- **Your goal**
Go through the lines below and copy each one that holds the string "Courrier".

- **Data listing**
########

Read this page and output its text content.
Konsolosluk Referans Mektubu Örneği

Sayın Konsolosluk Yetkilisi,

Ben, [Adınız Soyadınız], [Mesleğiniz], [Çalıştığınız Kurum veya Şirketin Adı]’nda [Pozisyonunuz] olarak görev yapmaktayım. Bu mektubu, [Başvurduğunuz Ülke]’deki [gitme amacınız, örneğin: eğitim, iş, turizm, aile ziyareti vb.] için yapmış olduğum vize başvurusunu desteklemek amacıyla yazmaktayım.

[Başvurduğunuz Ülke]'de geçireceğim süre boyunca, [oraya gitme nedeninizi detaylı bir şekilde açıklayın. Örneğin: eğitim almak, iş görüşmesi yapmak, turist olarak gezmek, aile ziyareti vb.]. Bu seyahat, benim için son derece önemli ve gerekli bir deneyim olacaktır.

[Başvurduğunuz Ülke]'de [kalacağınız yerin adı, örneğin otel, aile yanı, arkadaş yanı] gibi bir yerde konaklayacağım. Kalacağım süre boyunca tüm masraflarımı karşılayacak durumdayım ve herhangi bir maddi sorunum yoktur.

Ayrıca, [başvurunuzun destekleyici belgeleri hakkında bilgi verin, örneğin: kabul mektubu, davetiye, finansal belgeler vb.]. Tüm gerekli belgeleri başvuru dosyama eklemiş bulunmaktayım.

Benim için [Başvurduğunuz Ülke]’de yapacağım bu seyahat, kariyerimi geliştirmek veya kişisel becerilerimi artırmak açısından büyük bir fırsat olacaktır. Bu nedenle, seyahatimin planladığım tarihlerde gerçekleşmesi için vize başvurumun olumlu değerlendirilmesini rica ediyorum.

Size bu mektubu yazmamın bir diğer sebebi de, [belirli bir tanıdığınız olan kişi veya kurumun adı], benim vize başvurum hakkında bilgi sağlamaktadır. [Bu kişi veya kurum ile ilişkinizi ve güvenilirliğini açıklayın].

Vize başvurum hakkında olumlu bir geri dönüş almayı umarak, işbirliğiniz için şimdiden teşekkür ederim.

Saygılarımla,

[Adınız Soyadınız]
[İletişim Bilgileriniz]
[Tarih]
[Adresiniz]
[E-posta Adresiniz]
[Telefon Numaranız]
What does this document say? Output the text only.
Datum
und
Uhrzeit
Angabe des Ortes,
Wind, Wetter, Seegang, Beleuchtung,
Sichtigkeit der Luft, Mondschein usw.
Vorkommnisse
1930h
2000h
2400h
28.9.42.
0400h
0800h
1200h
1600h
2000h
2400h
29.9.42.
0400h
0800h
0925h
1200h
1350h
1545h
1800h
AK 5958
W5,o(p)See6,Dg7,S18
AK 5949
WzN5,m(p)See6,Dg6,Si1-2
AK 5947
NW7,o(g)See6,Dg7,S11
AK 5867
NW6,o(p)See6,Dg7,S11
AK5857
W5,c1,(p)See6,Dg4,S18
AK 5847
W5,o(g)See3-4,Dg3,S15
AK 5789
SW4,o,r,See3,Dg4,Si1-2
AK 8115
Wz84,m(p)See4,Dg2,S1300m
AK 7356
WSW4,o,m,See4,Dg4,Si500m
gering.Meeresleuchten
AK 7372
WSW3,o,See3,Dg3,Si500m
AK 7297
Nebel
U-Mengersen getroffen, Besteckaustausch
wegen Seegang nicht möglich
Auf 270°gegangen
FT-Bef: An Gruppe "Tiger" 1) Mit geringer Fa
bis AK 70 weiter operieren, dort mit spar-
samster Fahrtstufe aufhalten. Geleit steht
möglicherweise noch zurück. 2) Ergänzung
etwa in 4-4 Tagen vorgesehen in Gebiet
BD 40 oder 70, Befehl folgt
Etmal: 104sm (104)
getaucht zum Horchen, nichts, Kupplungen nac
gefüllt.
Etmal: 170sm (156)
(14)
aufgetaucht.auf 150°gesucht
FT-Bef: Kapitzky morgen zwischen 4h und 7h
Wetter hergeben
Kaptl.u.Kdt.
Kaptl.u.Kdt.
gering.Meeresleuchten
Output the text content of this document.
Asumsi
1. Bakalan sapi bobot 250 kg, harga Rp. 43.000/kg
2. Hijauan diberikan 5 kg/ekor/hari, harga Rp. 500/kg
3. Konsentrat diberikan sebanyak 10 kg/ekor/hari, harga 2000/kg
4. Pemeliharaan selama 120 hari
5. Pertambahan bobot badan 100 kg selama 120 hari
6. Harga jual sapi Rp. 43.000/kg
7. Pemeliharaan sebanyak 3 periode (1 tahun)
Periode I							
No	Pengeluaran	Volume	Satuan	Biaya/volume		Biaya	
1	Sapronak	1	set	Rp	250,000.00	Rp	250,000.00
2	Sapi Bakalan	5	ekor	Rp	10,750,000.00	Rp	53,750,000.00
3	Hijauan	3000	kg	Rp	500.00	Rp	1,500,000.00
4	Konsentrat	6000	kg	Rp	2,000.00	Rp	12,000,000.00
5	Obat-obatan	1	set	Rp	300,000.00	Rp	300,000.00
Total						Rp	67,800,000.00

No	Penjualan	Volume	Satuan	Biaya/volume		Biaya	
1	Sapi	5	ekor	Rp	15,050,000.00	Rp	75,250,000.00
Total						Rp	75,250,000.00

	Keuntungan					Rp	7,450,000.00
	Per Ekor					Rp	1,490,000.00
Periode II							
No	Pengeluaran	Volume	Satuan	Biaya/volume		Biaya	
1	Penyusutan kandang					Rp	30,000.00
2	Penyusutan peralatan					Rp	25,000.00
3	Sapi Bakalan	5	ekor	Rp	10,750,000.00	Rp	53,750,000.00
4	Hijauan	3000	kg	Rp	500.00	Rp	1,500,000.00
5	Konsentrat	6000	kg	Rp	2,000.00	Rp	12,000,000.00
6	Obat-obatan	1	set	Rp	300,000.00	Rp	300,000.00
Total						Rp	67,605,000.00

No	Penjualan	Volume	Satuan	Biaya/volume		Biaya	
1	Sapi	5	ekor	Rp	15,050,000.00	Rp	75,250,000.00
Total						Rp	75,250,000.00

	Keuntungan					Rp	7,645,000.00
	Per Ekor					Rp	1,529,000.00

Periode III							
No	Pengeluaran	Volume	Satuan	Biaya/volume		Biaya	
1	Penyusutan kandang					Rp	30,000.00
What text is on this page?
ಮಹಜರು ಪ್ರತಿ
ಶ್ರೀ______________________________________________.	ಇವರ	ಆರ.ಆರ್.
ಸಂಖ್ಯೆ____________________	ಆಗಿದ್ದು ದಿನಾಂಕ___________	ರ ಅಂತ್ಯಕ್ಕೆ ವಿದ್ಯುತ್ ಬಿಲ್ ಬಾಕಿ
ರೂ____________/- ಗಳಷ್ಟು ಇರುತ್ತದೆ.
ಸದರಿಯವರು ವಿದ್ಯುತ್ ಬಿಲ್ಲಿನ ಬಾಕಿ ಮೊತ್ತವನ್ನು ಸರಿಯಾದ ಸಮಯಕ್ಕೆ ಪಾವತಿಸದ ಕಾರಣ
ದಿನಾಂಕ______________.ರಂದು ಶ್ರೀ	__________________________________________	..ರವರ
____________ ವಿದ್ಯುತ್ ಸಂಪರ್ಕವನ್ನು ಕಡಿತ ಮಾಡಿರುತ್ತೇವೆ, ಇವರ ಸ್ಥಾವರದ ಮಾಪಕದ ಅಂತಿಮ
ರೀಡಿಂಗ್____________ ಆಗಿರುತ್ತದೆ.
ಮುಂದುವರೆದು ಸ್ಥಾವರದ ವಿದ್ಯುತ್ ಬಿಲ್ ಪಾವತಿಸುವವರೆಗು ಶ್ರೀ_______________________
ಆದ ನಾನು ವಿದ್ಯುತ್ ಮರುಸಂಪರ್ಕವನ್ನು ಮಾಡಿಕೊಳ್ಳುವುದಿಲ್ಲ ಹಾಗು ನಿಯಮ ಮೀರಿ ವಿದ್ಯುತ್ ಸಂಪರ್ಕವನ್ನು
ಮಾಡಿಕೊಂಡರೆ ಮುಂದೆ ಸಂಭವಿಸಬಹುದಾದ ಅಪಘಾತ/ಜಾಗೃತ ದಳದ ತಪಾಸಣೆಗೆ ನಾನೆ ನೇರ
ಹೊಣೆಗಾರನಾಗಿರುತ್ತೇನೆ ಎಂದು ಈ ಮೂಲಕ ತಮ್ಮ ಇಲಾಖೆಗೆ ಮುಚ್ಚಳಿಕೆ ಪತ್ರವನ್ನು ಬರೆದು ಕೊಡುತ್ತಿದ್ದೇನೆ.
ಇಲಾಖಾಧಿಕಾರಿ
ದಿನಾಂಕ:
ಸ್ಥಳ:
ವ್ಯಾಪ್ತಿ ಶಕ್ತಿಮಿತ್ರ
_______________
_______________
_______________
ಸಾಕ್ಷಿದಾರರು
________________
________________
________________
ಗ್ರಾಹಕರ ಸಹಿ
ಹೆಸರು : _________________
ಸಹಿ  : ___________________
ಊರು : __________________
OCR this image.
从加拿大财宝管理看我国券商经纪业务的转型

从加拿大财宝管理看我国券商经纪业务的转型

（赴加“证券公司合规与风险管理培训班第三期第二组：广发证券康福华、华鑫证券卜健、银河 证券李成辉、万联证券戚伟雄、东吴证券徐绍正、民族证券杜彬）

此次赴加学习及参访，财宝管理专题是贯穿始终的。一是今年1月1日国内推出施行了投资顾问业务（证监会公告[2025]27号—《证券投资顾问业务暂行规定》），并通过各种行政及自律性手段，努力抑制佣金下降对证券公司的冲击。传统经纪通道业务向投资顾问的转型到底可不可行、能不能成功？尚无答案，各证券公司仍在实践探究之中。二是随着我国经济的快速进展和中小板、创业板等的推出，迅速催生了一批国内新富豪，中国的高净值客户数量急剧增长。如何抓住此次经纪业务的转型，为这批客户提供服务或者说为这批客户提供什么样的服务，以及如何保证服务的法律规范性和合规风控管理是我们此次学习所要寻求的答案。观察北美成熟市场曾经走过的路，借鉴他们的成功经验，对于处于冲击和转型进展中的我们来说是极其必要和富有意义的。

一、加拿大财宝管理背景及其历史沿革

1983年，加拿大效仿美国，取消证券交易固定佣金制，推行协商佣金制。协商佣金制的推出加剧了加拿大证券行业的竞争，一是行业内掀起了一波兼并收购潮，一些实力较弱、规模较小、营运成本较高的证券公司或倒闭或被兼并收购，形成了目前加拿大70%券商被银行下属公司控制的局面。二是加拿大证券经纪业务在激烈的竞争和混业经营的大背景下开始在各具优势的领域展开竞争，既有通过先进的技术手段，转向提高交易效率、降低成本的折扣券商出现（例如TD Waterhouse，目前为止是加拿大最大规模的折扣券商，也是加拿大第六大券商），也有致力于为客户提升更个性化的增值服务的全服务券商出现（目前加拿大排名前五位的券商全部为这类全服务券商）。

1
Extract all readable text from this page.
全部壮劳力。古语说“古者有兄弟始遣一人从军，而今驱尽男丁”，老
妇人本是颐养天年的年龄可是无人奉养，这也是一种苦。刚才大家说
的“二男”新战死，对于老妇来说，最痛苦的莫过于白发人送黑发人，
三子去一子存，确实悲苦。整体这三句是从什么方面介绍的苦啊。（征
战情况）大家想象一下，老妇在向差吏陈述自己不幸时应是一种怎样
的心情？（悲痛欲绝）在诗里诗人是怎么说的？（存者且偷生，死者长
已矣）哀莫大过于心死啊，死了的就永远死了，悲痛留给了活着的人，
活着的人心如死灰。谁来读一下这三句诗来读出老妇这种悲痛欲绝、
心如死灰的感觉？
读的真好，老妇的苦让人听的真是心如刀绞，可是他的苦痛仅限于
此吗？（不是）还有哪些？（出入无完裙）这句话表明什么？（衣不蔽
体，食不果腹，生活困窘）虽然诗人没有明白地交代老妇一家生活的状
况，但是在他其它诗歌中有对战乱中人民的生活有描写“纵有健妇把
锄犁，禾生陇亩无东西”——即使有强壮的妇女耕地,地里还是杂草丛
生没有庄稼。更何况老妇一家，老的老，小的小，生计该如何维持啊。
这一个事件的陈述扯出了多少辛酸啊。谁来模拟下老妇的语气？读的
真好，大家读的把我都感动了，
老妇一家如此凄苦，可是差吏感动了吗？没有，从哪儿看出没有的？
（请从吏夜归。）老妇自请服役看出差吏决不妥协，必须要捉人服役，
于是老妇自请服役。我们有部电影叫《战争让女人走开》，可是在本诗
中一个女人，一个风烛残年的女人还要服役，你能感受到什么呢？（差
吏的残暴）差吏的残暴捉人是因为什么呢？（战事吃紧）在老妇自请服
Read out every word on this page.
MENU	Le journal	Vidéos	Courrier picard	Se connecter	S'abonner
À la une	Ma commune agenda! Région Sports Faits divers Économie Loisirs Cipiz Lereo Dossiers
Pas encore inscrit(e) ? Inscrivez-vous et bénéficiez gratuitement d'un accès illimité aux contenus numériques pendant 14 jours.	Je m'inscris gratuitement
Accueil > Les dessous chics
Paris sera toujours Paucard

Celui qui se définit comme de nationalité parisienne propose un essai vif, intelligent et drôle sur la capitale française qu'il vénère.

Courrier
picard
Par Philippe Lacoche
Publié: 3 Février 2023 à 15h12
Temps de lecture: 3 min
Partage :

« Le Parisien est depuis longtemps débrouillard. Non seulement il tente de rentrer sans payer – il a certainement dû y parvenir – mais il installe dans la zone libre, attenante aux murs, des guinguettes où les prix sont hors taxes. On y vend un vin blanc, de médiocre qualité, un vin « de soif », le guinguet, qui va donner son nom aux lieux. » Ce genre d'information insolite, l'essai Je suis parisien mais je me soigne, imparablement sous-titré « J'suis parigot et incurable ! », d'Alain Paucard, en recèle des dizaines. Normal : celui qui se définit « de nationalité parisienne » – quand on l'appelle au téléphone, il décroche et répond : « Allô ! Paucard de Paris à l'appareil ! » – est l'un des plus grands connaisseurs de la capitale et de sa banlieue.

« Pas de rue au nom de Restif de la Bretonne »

########

- **Problem solution**
MENU	Le journal	Vidéos	Courrier picard	Se connecter	S'abonner
Courrier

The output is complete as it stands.